:: Directions for this task ::
Pictures do not belong in the copy; transcribe everything else in the records exactly.

:: Supplied material ::
+++++

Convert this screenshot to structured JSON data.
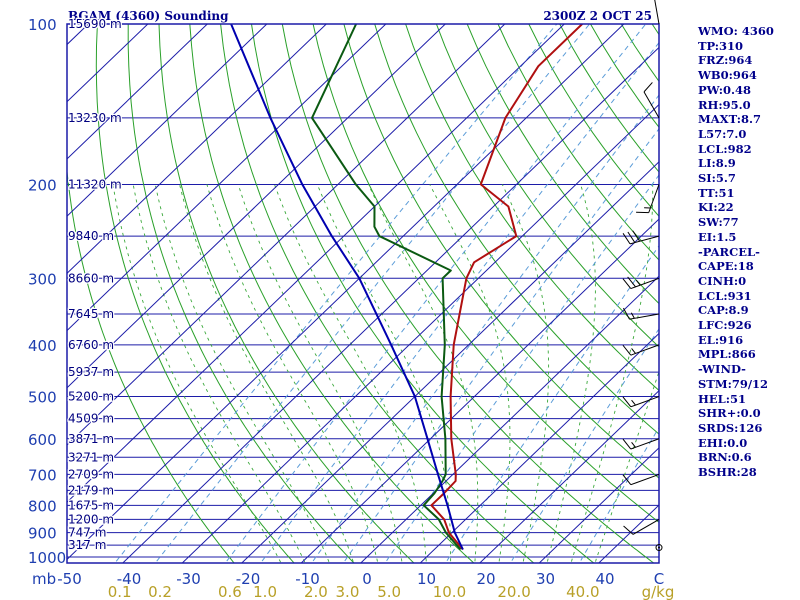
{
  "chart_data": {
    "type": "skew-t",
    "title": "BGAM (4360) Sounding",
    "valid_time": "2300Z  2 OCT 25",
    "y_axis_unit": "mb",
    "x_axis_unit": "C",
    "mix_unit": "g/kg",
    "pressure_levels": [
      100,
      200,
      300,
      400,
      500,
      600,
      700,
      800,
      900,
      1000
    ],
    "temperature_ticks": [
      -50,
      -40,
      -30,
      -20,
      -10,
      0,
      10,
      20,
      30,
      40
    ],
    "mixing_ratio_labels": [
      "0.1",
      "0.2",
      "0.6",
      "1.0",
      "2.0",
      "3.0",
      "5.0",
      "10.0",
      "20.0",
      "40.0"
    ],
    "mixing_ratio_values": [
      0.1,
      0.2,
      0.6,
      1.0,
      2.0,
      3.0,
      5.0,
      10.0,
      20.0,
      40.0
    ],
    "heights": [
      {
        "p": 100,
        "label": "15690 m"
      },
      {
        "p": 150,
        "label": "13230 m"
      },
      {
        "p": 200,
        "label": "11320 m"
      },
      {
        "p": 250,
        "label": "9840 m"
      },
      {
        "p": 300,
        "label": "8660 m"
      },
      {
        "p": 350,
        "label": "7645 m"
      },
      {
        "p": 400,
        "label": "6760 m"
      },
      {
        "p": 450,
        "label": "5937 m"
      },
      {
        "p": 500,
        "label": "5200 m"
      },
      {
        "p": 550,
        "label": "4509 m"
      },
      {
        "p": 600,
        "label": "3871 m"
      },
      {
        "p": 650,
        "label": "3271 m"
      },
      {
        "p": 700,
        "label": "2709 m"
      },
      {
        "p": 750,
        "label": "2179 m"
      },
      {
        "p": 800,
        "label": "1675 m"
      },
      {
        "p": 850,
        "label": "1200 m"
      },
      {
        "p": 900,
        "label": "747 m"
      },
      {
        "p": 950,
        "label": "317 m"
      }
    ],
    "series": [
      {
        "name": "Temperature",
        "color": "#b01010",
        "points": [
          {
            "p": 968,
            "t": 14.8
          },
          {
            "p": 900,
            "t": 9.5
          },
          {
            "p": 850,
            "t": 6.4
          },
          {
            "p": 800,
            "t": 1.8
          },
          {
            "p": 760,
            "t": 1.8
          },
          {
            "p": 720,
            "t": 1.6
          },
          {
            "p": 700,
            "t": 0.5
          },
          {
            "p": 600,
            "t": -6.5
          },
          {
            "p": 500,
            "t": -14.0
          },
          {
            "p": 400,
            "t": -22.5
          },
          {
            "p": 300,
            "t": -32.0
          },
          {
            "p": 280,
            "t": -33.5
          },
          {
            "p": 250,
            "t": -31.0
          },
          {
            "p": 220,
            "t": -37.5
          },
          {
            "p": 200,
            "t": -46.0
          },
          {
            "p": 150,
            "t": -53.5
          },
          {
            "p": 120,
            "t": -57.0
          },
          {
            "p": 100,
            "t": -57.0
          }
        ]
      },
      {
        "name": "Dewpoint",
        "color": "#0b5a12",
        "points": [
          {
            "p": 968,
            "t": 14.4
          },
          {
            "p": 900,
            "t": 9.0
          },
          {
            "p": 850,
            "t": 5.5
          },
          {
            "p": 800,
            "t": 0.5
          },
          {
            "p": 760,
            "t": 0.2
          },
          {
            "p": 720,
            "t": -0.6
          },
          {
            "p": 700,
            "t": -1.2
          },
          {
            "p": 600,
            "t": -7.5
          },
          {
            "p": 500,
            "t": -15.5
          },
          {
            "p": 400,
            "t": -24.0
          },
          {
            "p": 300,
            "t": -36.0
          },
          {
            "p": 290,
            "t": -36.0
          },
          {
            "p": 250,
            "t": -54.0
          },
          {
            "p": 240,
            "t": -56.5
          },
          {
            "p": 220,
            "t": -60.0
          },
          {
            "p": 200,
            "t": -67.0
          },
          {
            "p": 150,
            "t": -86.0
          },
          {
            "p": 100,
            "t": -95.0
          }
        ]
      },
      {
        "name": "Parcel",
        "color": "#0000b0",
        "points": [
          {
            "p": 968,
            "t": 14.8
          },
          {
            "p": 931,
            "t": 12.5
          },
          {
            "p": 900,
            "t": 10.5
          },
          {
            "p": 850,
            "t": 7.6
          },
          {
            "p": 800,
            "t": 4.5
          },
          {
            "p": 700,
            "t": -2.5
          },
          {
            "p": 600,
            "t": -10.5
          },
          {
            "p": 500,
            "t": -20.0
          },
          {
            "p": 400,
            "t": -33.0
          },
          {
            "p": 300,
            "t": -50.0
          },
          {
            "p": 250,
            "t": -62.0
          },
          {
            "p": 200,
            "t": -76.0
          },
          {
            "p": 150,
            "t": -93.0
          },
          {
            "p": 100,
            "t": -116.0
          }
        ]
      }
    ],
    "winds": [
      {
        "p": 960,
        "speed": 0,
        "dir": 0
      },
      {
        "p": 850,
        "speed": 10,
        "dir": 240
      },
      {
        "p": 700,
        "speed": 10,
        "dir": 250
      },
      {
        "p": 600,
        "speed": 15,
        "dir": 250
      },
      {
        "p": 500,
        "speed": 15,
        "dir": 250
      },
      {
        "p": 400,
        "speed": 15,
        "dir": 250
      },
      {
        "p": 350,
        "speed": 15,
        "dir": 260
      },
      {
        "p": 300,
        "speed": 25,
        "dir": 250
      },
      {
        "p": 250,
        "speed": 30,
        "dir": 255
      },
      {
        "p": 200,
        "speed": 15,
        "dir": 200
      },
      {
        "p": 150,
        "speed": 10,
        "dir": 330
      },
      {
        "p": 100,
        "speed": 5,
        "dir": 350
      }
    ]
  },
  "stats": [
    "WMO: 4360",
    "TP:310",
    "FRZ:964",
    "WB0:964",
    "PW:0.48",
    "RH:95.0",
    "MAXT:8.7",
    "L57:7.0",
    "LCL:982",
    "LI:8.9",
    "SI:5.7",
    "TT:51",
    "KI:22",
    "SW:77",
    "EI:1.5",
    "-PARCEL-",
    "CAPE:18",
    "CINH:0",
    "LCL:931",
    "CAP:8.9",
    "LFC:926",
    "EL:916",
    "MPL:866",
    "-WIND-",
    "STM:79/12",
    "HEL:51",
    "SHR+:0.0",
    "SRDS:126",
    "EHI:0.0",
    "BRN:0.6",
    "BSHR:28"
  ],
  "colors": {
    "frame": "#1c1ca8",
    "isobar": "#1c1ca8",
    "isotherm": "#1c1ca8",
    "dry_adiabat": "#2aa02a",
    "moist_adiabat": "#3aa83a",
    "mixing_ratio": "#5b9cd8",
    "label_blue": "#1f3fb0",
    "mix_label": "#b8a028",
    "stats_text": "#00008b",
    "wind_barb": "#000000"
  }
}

+++++

:: Solution to the exercise ::
Convert this screenshot to structured JSON data.
{
  "chart_data": {
    "type": "skew-t",
    "title": "BGAM (4360) Sounding",
    "valid_time": "2300Z  2 OCT 25",
    "y_axis_unit": "mb",
    "x_axis_unit": "C",
    "mix_unit": "g/kg",
    "pressure_levels": [
      100,
      200,
      300,
      400,
      500,
      600,
      700,
      800,
      900,
      1000
    ],
    "temperature_ticks": [
      -50,
      -40,
      -30,
      -20,
      -10,
      0,
      10,
      20,
      30,
      40
    ],
    "mixing_ratio_labels": [
      "0.1",
      "0.2",
      "0.6",
      "1.0",
      "2.0",
      "3.0",
      "5.0",
      "10.0",
      "20.0",
      "40.0"
    ],
    "mixing_ratio_values": [
      0.1,
      0.2,
      0.6,
      1.0,
      2.0,
      3.0,
      5.0,
      10.0,
      20.0,
      40.0
    ],
    "heights": [
      {
        "p": 100,
        "label": "15690 m"
      },
      {
        "p": 150,
        "label": "13230 m"
      },
      {
        "p": 200,
        "label": "11320 m"
      },
      {
        "p": 250,
        "label": "9840 m"
      },
      {
        "p": 300,
        "label": "8660 m"
      },
      {
        "p": 350,
        "label": "7645 m"
      },
      {
        "p": 400,
        "label": "6760 m"
      },
      {
        "p": 450,
        "label": "5937 m"
      },
      {
        "p": 500,
        "label": "5200 m"
      },
      {
        "p": 550,
        "label": "4509 m"
      },
      {
        "p": 600,
        "label": "3871 m"
      },
      {
        "p": 650,
        "label": "3271 m"
      },
      {
        "p": 700,
        "label": "2709 m"
      },
      {
        "p": 750,
        "label": "2179 m"
      },
      {
        "p": 800,
        "label": "1675 m"
      },
      {
        "p": 850,
        "label": "1200 m"
      },
      {
        "p": 900,
        "label": "747 m"
      },
      {
        "p": 950,
        "label": "317 m"
      }
    ],
    "series": [
      {
        "name": "Temperature",
        "color": "#b01010",
        "points": [
          {
            "p": 968,
            "t": 14.8
          },
          {
            "p": 900,
            "t": 9.5
          },
          {
            "p": 850,
            "t": 6.4
          },
          {
            "p": 800,
            "t": 1.8
          },
          {
            "p": 760,
            "t": 1.8
          },
          {
            "p": 720,
            "t": 1.6
          },
          {
            "p": 700,
            "t": 0.5
          },
          {
            "p": 600,
            "t": -6.5
          },
          {
            "p": 500,
            "t": -14.0
          },
          {
            "p": 400,
            "t": -22.5
          },
          {
            "p": 300,
            "t": -32.0
          },
          {
            "p": 280,
            "t": -33.5
          },
          {
            "p": 250,
            "t": -31.0
          },
          {
            "p": 220,
            "t": -37.5
          },
          {
            "p": 200,
            "t": -46.0
          },
          {
            "p": 150,
            "t": -53.5
          },
          {
            "p": 120,
            "t": -57.0
          },
          {
            "p": 100,
            "t": -57.0
          }
        ]
      },
      {
        "name": "Dewpoint",
        "color": "#0b5a12",
        "points": [
          {
            "p": 968,
            "t": 14.4
          },
          {
            "p": 900,
            "t": 9.0
          },
          {
            "p": 850,
            "t": 5.5
          },
          {
            "p": 800,
            "t": 0.5
          },
          {
            "p": 760,
            "t": 0.2
          },
          {
            "p": 720,
            "t": -0.6
          },
          {
            "p": 700,
            "t": -1.2
          },
          {
            "p": 600,
            "t": -7.5
          },
          {
            "p": 500,
            "t": -15.5
          },
          {
            "p": 400,
            "t": -24.0
          },
          {
            "p": 300,
            "t": -36.0
          },
          {
            "p": 290,
            "t": -36.0
          },
          {
            "p": 250,
            "t": -54.0
          },
          {
            "p": 240,
            "t": -56.5
          },
          {
            "p": 220,
            "t": -60.0
          },
          {
            "p": 200,
            "t": -67.0
          },
          {
            "p": 150,
            "t": -86.0
          },
          {
            "p": 100,
            "t": -95.0
          }
        ]
      },
      {
        "name": "Parcel",
        "color": "#0000b0",
        "points": [
          {
            "p": 968,
            "t": 14.8
          },
          {
            "p": 931,
            "t": 12.5
          },
          {
            "p": 900,
            "t": 10.5
          },
          {
            "p": 850,
            "t": 7.6
          },
          {
            "p": 800,
            "t": 4.5
          },
          {
            "p": 700,
            "t": -2.5
          },
          {
            "p": 600,
            "t": -10.5
          },
          {
            "p": 500,
            "t": -20.0
          },
          {
            "p": 400,
            "t": -33.0
          },
          {
            "p": 300,
            "t": -50.0
          },
          {
            "p": 250,
            "t": -62.0
          },
          {
            "p": 200,
            "t": -76.0
          },
          {
            "p": 150,
            "t": -93.0
          },
          {
            "p": 100,
            "t": -116.0
          }
        ]
      }
    ],
    "winds": [
      {
        "p": 960,
        "speed": 0,
        "dir": 0
      },
      {
        "p": 850,
        "speed": 10,
        "dir": 240
      },
      {
        "p": 700,
        "speed": 10,
        "dir": 250
      },
      {
        "p": 600,
        "speed": 15,
        "dir": 250
      },
      {
        "p": 500,
        "speed": 15,
        "dir": 250
      },
      {
        "p": 400,
        "speed": 15,
        "dir": 250
      },
      {
        "p": 350,
        "speed": 15,
        "dir": 260
      },
      {
        "p": 300,
        "speed": 25,
        "dir": 250
      },
      {
        "p": 250,
        "speed": 30,
        "dir": 255
      },
      {
        "p": 200,
        "speed": 15,
        "dir": 200
      },
      {
        "p": 150,
        "speed": 10,
        "dir": 330
      },
      {
        "p": 100,
        "speed": 5,
        "dir": 350
      }
    ]
  },
  "stats": [
    "WMO: 4360",
    "TP:310",
    "FRZ:964",
    "WB0:964",
    "PW:0.48",
    "RH:95.0",
    "MAXT:8.7",
    "L57:7.0",
    "LCL:982",
    "LI:8.9",
    "SI:5.7",
    "TT:51",
    "KI:22",
    "SW:77",
    "EI:1.5",
    "-PARCEL-",
    "CAPE:18",
    "CINH:0",
    "LCL:931",
    "CAP:8.9",
    "LFC:926",
    "EL:916",
    "MPL:866",
    "-WIND-",
    "STM:79/12",
    "HEL:51",
    "SHR+:0.0",
    "SRDS:126",
    "EHI:0.0",
    "BRN:0.6",
    "BSHR:28"
  ],
  "colors": {
    "frame": "#1c1ca8",
    "isobar": "#1c1ca8",
    "isotherm": "#1c1ca8",
    "dry_adiabat": "#2aa02a",
    "moist_adiabat": "#3aa83a",
    "mixing_ratio": "#5b9cd8",
    "label_blue": "#1f3fb0",
    "mix_label": "#b8a028",
    "stats_text": "#00008b",
    "wind_barb": "#000000"
  }
}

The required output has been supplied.